(Records about charts and figures)
+++++

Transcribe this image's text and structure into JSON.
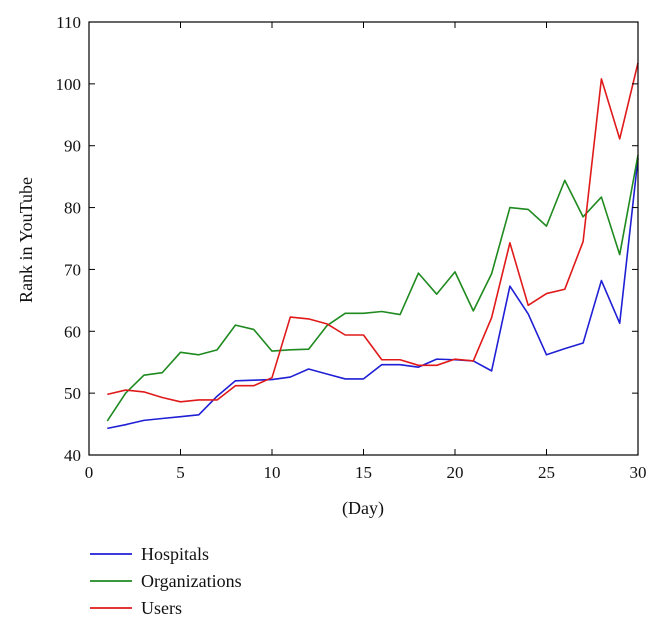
{
  "chart_data": {
    "type": "line",
    "title": "",
    "xlabel": "(Day)",
    "ylabel": "Rank in YouTube",
    "xlim": [
      0,
      30
    ],
    "ylim": [
      40,
      110
    ],
    "xticks": [
      0,
      5,
      10,
      15,
      20,
      25,
      30
    ],
    "yticks": [
      40,
      50,
      60,
      70,
      80,
      90,
      100,
      110
    ],
    "grid": false,
    "legend": "bottom-left, below plot",
    "x": [
      1,
      2,
      3,
      4,
      5,
      6,
      7,
      8,
      9,
      10,
      11,
      12,
      13,
      14,
      15,
      16,
      17,
      18,
      19,
      20,
      21,
      22,
      23,
      24,
      25,
      26,
      27,
      28,
      29,
      30
    ],
    "series": [
      {
        "name": "Hospitals",
        "color": "#1f1fd6",
        "values": [
          44.3,
          44.9,
          45.6,
          45.9,
          46.2,
          46.5,
          49.5,
          52.0,
          52.1,
          52.2,
          52.6,
          53.9,
          53.1,
          52.3,
          52.3,
          54.6,
          54.6,
          54.2,
          55.5,
          55.4,
          55.2,
          53.6,
          67.3,
          62.8,
          56.2,
          57.2,
          58.1,
          68.2,
          61.3,
          88.0
        ]
      },
      {
        "name": "Organizations",
        "color": "#1f8a1f",
        "values": [
          45.5,
          50.0,
          52.9,
          53.3,
          56.6,
          56.2,
          57.0,
          61.0,
          60.3,
          56.8,
          57.0,
          57.1,
          60.9,
          62.9,
          62.9,
          63.2,
          62.7,
          69.4,
          66.0,
          69.6,
          63.3,
          69.3,
          80.0,
          79.7,
          77.0,
          84.4,
          78.5,
          81.7,
          72.4,
          88.5
        ]
      },
      {
        "name": "Users",
        "color": "#e01a1a",
        "values": [
          49.8,
          50.5,
          50.2,
          49.3,
          48.6,
          48.9,
          48.9,
          51.2,
          51.2,
          52.5,
          62.3,
          62.0,
          61.2,
          59.4,
          59.4,
          55.4,
          55.4,
          54.5,
          54.5,
          55.5,
          55.2,
          62.2,
          74.3,
          64.2,
          66.1,
          66.8,
          74.5,
          100.8,
          91.1,
          103.4
        ]
      }
    ]
  }
}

+++++

**What the task asks**
Go through the listing above and write it all out exactly, leaving out any picture.

**Response below**
Transcribe this image's text and structure into JSON.
{
  "chart_data": {
    "type": "line",
    "title": "",
    "xlabel": "(Day)",
    "ylabel": "Rank in YouTube",
    "xlim": [
      0,
      30
    ],
    "ylim": [
      40,
      110
    ],
    "xticks": [
      0,
      5,
      10,
      15,
      20,
      25,
      30
    ],
    "yticks": [
      40,
      50,
      60,
      70,
      80,
      90,
      100,
      110
    ],
    "grid": false,
    "legend": "bottom-left, below plot",
    "x": [
      1,
      2,
      3,
      4,
      5,
      6,
      7,
      8,
      9,
      10,
      11,
      12,
      13,
      14,
      15,
      16,
      17,
      18,
      19,
      20,
      21,
      22,
      23,
      24,
      25,
      26,
      27,
      28,
      29,
      30
    ],
    "series": [
      {
        "name": "Hospitals",
        "color": "#1f1fd6",
        "values": [
          44.3,
          44.9,
          45.6,
          45.9,
          46.2,
          46.5,
          49.5,
          52.0,
          52.1,
          52.2,
          52.6,
          53.9,
          53.1,
          52.3,
          52.3,
          54.6,
          54.6,
          54.2,
          55.5,
          55.4,
          55.2,
          53.6,
          67.3,
          62.8,
          56.2,
          57.2,
          58.1,
          68.2,
          61.3,
          88.0
        ]
      },
      {
        "name": "Organizations",
        "color": "#1f8a1f",
        "values": [
          45.5,
          50.0,
          52.9,
          53.3,
          56.6,
          56.2,
          57.0,
          61.0,
          60.3,
          56.8,
          57.0,
          57.1,
          60.9,
          62.9,
          62.9,
          63.2,
          62.7,
          69.4,
          66.0,
          69.6,
          63.3,
          69.3,
          80.0,
          79.7,
          77.0,
          84.4,
          78.5,
          81.7,
          72.4,
          88.5
        ]
      },
      {
        "name": "Users",
        "color": "#e01a1a",
        "values": [
          49.8,
          50.5,
          50.2,
          49.3,
          48.6,
          48.9,
          48.9,
          51.2,
          51.2,
          52.5,
          62.3,
          62.0,
          61.2,
          59.4,
          59.4,
          55.4,
          55.4,
          54.5,
          54.5,
          55.5,
          55.2,
          62.2,
          74.3,
          64.2,
          66.1,
          66.8,
          74.5,
          100.8,
          91.1,
          103.4
        ]
      }
    ]
  }
}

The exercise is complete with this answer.